### Exercise details:
Quote the records that follow in full and exactly; leave out the pictures.

[Information supplied start]

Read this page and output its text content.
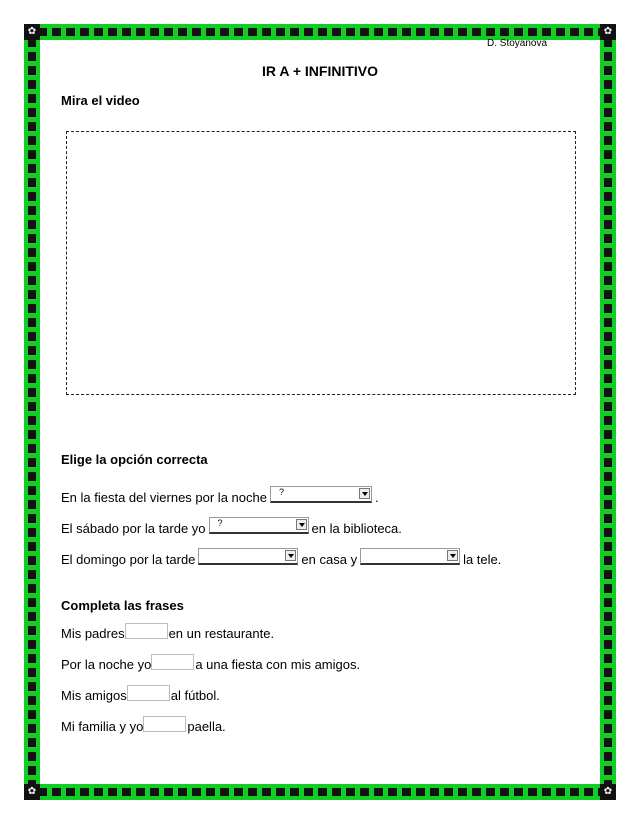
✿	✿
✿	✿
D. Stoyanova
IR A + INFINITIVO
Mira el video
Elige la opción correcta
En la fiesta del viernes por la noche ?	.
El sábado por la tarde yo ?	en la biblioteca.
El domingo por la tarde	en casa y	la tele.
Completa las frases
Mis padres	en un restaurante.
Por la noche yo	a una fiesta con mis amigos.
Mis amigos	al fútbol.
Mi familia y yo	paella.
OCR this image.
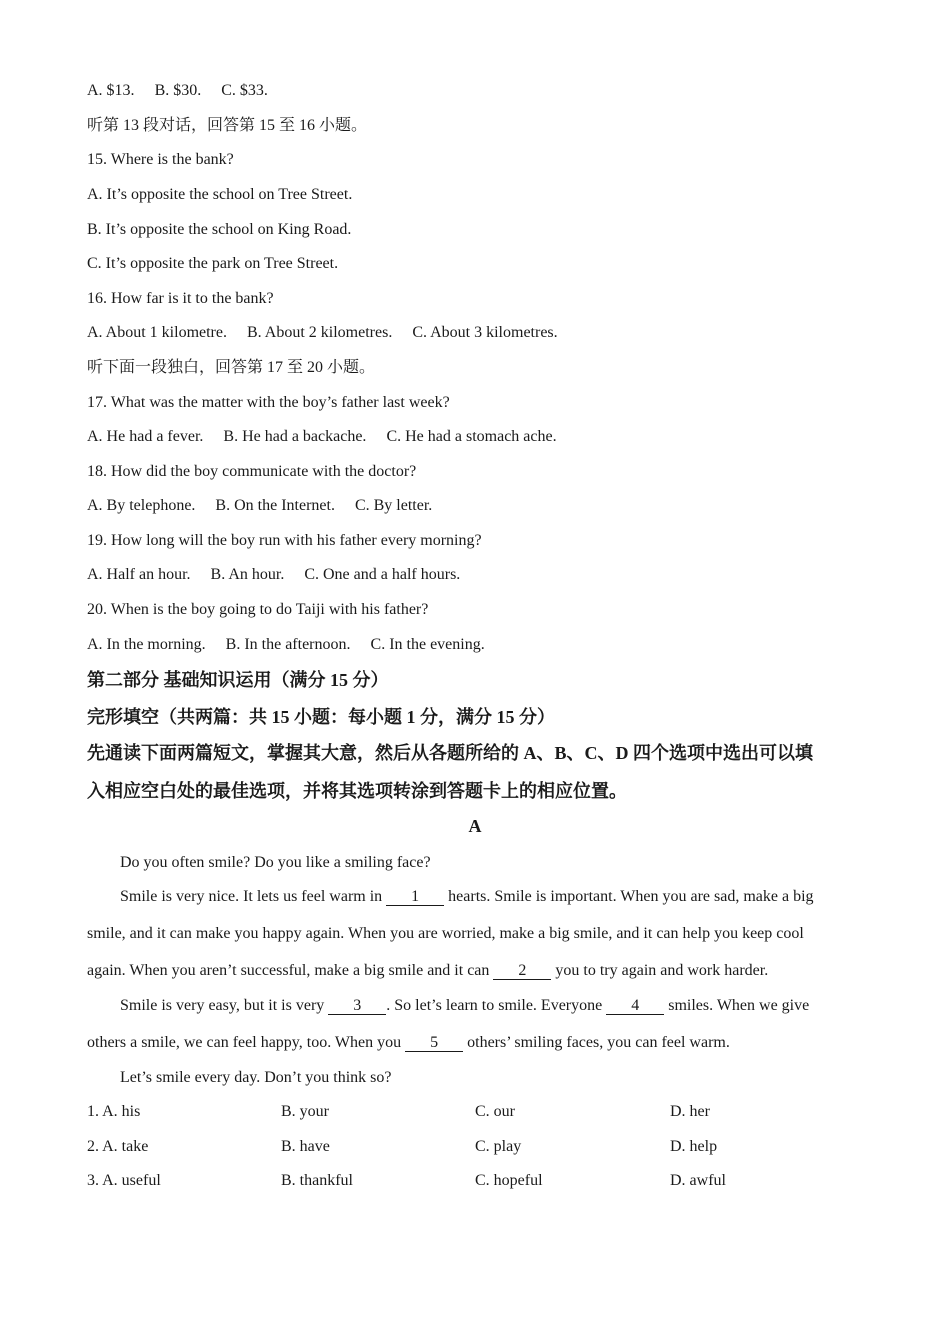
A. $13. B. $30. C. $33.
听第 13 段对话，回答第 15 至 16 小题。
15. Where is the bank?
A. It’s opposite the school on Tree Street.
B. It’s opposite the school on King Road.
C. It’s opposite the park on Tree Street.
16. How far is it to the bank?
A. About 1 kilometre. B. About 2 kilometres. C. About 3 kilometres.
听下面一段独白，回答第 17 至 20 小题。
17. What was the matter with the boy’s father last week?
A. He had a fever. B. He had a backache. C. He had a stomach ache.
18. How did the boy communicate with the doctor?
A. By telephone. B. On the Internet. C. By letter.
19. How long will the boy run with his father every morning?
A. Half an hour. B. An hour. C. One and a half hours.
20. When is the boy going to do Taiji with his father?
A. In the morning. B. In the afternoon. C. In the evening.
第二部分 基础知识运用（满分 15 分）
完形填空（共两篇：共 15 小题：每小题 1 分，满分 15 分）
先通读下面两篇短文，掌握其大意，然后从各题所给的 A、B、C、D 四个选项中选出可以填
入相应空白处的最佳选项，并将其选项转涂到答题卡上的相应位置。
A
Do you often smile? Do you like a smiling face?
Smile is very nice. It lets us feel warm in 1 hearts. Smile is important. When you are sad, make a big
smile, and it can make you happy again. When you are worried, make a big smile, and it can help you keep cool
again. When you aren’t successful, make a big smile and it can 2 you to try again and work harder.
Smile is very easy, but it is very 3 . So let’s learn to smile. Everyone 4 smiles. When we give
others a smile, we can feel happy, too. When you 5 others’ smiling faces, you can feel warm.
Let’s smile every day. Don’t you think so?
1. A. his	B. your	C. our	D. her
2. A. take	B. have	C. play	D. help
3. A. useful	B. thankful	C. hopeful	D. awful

[Information supplied end]

### Output for this exercise:
Read this page and output its text content.
✿	✿
✿	✿
D. Stoyanova
IR A + INFINITIVO
Mira el video
Elige la opción correcta
En la fiesta del viernes por la noche ?	.
El sábado por la tarde yo ?	en la biblioteca.
El domingo por la tarde	en casa y	la tele.
Completa las frases
Mis padres	en un restaurante.
Por la noche yo	a una fiesta con mis amigos.
Mis amigos	al fútbol.
Mi familia y yo	paella.
OCR this image.
A. $13. B. $30. C. $33.
听第 13 段对话，回答第 15 至 16 小题。
15. Where is the bank?
A. It’s opposite the school on Tree Street.
B. It’s opposite the school on King Road.
C. It’s opposite the park on Tree Street.
16. How far is it to the bank?
A. About 1 kilometre. B. About 2 kilometres. C. About 3 kilometres.
听下面一段独白，回答第 17 至 20 小题。
17. What was the matter with the boy’s father last week?
A. He had a fever. B. He had a backache. C. He had a stomach ache.
18. How did the boy communicate with the doctor?
A. By telephone. B. On the Internet. C. By letter.
19. How long will the boy run with his father every morning?
A. Half an hour. B. An hour. C. One and a half hours.
20. When is the boy going to do Taiji with his father?
A. In the morning. B. In the afternoon. C. In the evening.
第二部分 基础知识运用（满分 15 分）
完形填空（共两篇：共 15 小题：每小题 1 分，满分 15 分）
先通读下面两篇短文，掌握其大意，然后从各题所给的 A、B、C、D 四个选项中选出可以填
入相应空白处的最佳选项，并将其选项转涂到答题卡上的相应位置。
A
Do you often smile? Do you like a smiling face?
Smile is very nice. It lets us feel warm in 1 hearts. Smile is important. When you are sad, make a big
smile, and it can make you happy again. When you are worried, make a big smile, and it can help you keep cool
again. When you aren’t successful, make a big smile and it can 2 you to try again and work harder.
Smile is very easy, but it is very 3 . So let’s learn to smile. Everyone 4 smiles. When we give
others a smile, we can feel happy, too. When you 5 others’ smiling faces, you can feel warm.
Let’s smile every day. Don’t you think so?
1. A. his	B. your	C. our	D. her
2. A. take	B. have	C. play	D. help
3. A. useful	B. thankful	C. hopeful	D. awful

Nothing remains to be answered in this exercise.